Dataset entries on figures
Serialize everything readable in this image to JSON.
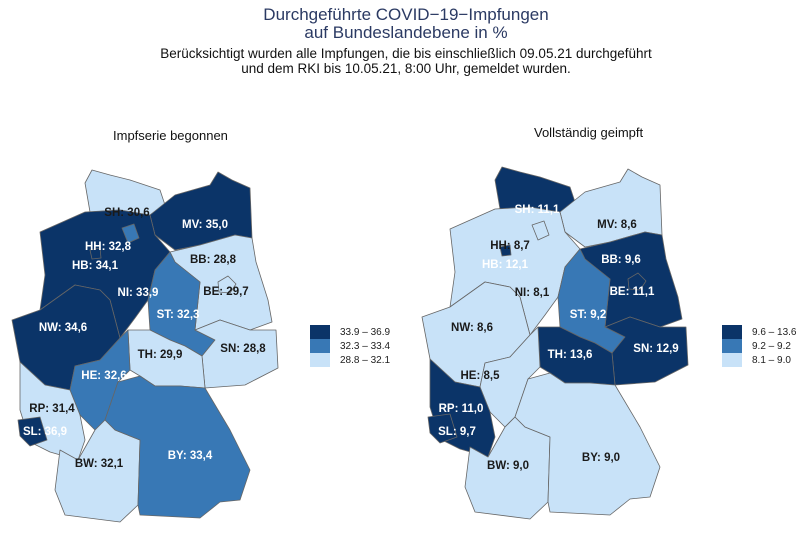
{
  "header": {
    "title_line1": "Durchgeführte COVID−19−Impfungen",
    "title_line2": "auf Bundeslandebene in %",
    "subtitle_line1": "Berücksichtigt wurden alle Impfungen, die bis einschließlich 09.05.21 durchgeführt",
    "subtitle_line2": "und dem RKI bis 10.05.21, 8:00 Uhr, gemeldet wurden."
  },
  "colors": {
    "dark": "#0b3468",
    "mid": "#3878b5",
    "light": "#c8e2f8",
    "border": "#666666",
    "text_dark": "#1a1a1a",
    "text_light": "#ffffff"
  },
  "maps": [
    {
      "title": "Impfserie begonnen",
      "legend": [
        "33.9 – 36.9",
        "32.3 – 33.4",
        "28.8 – 32.1"
      ],
      "states": [
        {
          "code": "SH",
          "label": "SH: 30,6",
          "value": 30.6,
          "class": 2
        },
        {
          "code": "MV",
          "label": "MV: 35,0",
          "value": 35.0,
          "class": 0
        },
        {
          "code": "NI",
          "label": "NI: 33,9",
          "value": 33.9,
          "class": 0
        },
        {
          "code": "HH",
          "label": "HH: 32,8",
          "value": 32.8,
          "class": 1
        },
        {
          "code": "HB",
          "label": "HB: 34,1",
          "value": 34.1,
          "class": 0
        },
        {
          "code": "BB",
          "label": "BB: 28,8",
          "value": 28.8,
          "class": 2
        },
        {
          "code": "BE",
          "label": "BE: 29,7",
          "value": 29.7,
          "class": 2
        },
        {
          "code": "ST",
          "label": "ST: 32,3",
          "value": 32.3,
          "class": 1
        },
        {
          "code": "NW",
          "label": "NW: 34,6",
          "value": 34.6,
          "class": 0
        },
        {
          "code": "SN",
          "label": "SN: 28,8",
          "value": 28.8,
          "class": 2
        },
        {
          "code": "TH",
          "label": "TH: 29,9",
          "value": 29.9,
          "class": 2
        },
        {
          "code": "HE",
          "label": "HE: 32,6",
          "value": 32.6,
          "class": 1
        },
        {
          "code": "RP",
          "label": "RP: 31,4",
          "value": 31.4,
          "class": 2
        },
        {
          "code": "SL",
          "label": "SL: 36,9",
          "value": 36.9,
          "class": 0
        },
        {
          "code": "BW",
          "label": "BW: 32,1",
          "value": 32.1,
          "class": 2
        },
        {
          "code": "BY",
          "label": "BY: 33,4",
          "value": 33.4,
          "class": 1
        }
      ]
    },
    {
      "title": "Vollständig geimpft",
      "legend": [
        "9.6 – 13.6",
        "9.2 –  9.2",
        "8.1 –  9.0"
      ],
      "states": [
        {
          "code": "SH",
          "label": "SH: 11,1",
          "value": 11.1,
          "class": 0
        },
        {
          "code": "MV",
          "label": "MV: 8,6",
          "value": 8.6,
          "class": 2
        },
        {
          "code": "NI",
          "label": "NI: 8,1",
          "value": 8.1,
          "class": 2
        },
        {
          "code": "HH",
          "label": "HH: 8,7",
          "value": 8.7,
          "class": 2
        },
        {
          "code": "HB",
          "label": "HB: 12,1",
          "value": 12.1,
          "class": 0
        },
        {
          "code": "BB",
          "label": "BB: 9,6",
          "value": 9.6,
          "class": 0
        },
        {
          "code": "BE",
          "label": "BE: 11,1",
          "value": 11.1,
          "class": 0
        },
        {
          "code": "ST",
          "label": "ST: 9,2",
          "value": 9.2,
          "class": 1
        },
        {
          "code": "NW",
          "label": "NW: 8,6",
          "value": 8.6,
          "class": 2
        },
        {
          "code": "SN",
          "label": "SN: 12,9",
          "value": 12.9,
          "class": 0
        },
        {
          "code": "TH",
          "label": "TH: 13,6",
          "value": 13.6,
          "class": 0
        },
        {
          "code": "HE",
          "label": "HE: 8,5",
          "value": 8.5,
          "class": 2
        },
        {
          "code": "RP",
          "label": "RP: 11,0",
          "value": 11.0,
          "class": 0
        },
        {
          "code": "SL",
          "label": "SL: 9,7",
          "value": 9.7,
          "class": 0
        },
        {
          "code": "BW",
          "label": "BW: 9,0",
          "value": 9.0,
          "class": 2
        },
        {
          "code": "BY",
          "label": "BY: 9,0",
          "value": 9.0,
          "class": 2
        }
      ]
    }
  ]
}
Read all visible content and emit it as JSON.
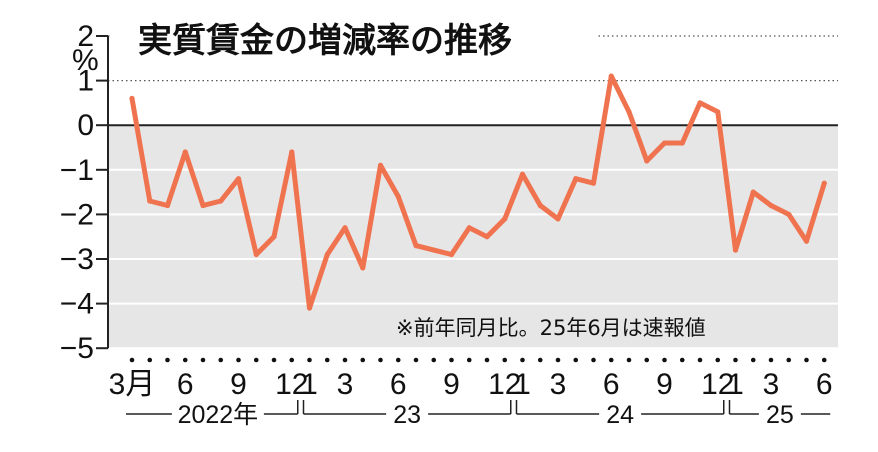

What to produce: Repeat each record exactly, with the pictures left out.

Worked answer:
Serialize everything readable in this image to JSON.
{
  "header": {
    "title_line1": "Durchgeführte COVID−19−Impfungen",
    "title_line2": "auf Bundeslandebene in %",
    "subtitle_line1": "Berücksichtigt wurden alle Impfungen, die bis einschließlich 09.05.21 durchgeführt",
    "subtitle_line2": "und dem RKI bis 10.05.21, 8:00 Uhr, gemeldet wurden."
  },
  "colors": {
    "dark": "#0b3468",
    "mid": "#3878b5",
    "light": "#c8e2f8",
    "border": "#666666",
    "text_dark": "#1a1a1a",
    "text_light": "#ffffff"
  },
  "maps": [
    {
      "title": "Impfserie begonnen",
      "legend": [
        "33.9 – 36.9",
        "32.3 – 33.4",
        "28.8 – 32.1"
      ],
      "states": [
        {
          "code": "SH",
          "label": "SH: 30,6",
          "value": 30.6,
          "class": 2
        },
        {
          "code": "MV",
          "label": "MV: 35,0",
          "value": 35.0,
          "class": 0
        },
        {
          "code": "NI",
          "label": "NI: 33,9",
          "value": 33.9,
          "class": 0
        },
        {
          "code": "HH",
          "label": "HH: 32,8",
          "value": 32.8,
          "class": 1
        },
        {
          "code": "HB",
          "label": "HB: 34,1",
          "value": 34.1,
          "class": 0
        },
        {
          "code": "BB",
          "label": "BB: 28,8",
          "value": 28.8,
          "class": 2
        },
        {
          "code": "BE",
          "label": "BE: 29,7",
          "value": 29.7,
          "class": 2
        },
        {
          "code": "ST",
          "label": "ST: 32,3",
          "value": 32.3,
          "class": 1
        },
        {
          "code": "NW",
          "label": "NW: 34,6",
          "value": 34.6,
          "class": 0
        },
        {
          "code": "SN",
          "label": "SN: 28,8",
          "value": 28.8,
          "class": 2
        },
        {
          "code": "TH",
          "label": "TH: 29,9",
          "value": 29.9,
          "class": 2
        },
        {
          "code": "HE",
          "label": "HE: 32,6",
          "value": 32.6,
          "class": 1
        },
        {
          "code": "RP",
          "label": "RP: 31,4",
          "value": 31.4,
          "class": 2
        },
        {
          "code": "SL",
          "label": "SL: 36,9",
          "value": 36.9,
          "class": 0
        },
        {
          "code": "BW",
          "label": "BW: 32,1",
          "value": 32.1,
          "class": 2
        },
        {
          "code": "BY",
          "label": "BY: 33,4",
          "value": 33.4,
          "class": 1
        }
      ]
    },
    {
      "title": "Vollständig geimpft",
      "legend": [
        "9.6 – 13.6",
        "9.2 –  9.2",
        "8.1 –  9.0"
      ],
      "states": [
        {
          "code": "SH",
          "label": "SH: 11,1",
          "value": 11.1,
          "class": 0
        },
        {
          "code": "MV",
          "label": "MV: 8,6",
          "value": 8.6,
          "class": 2
        },
        {
          "code": "NI",
          "label": "NI: 8,1",
          "value": 8.1,
          "class": 2
        },
        {
          "code": "HH",
          "label": "HH: 8,7",
          "value": 8.7,
          "class": 2
        },
        {
          "code": "HB",
          "label": "HB: 12,1",
          "value": 12.1,
          "class": 0
        },
        {
          "code": "BB",
          "label": "BB: 9,6",
          "value": 9.6,
          "class": 0
        },
        {
          "code": "BE",
          "label": "BE: 11,1",
          "value": 11.1,
          "class": 0
        },
        {
          "code": "ST",
          "label": "ST: 9,2",
          "value": 9.2,
          "class": 1
        },
        {
          "code": "NW",
          "label": "NW: 8,6",
          "value": 8.6,
          "class": 2
        },
        {
          "code": "SN",
          "label": "SN: 12,9",
          "value": 12.9,
          "class": 0
        },
        {
          "code": "TH",
          "label": "TH: 13,6",
          "value": 13.6,
          "class": 0
        },
        {
          "code": "HE",
          "label": "HE: 8,5",
          "value": 8.5,
          "class": 2
        },
        {
          "code": "RP",
          "label": "RP: 11,0",
          "value": 11.0,
          "class": 0
        },
        {
          "code": "SL",
          "label": "SL: 9,7",
          "value": 9.7,
          "class": 0
        },
        {
          "code": "BW",
          "label": "BW: 9,0",
          "value": 9.0,
          "class": 2
        },
        {
          "code": "BY",
          "label": "BY: 9,0",
          "value": 9.0,
          "class": 2
        }
      ]
    }
  ]
}
Read all visible content and emit it as JSON.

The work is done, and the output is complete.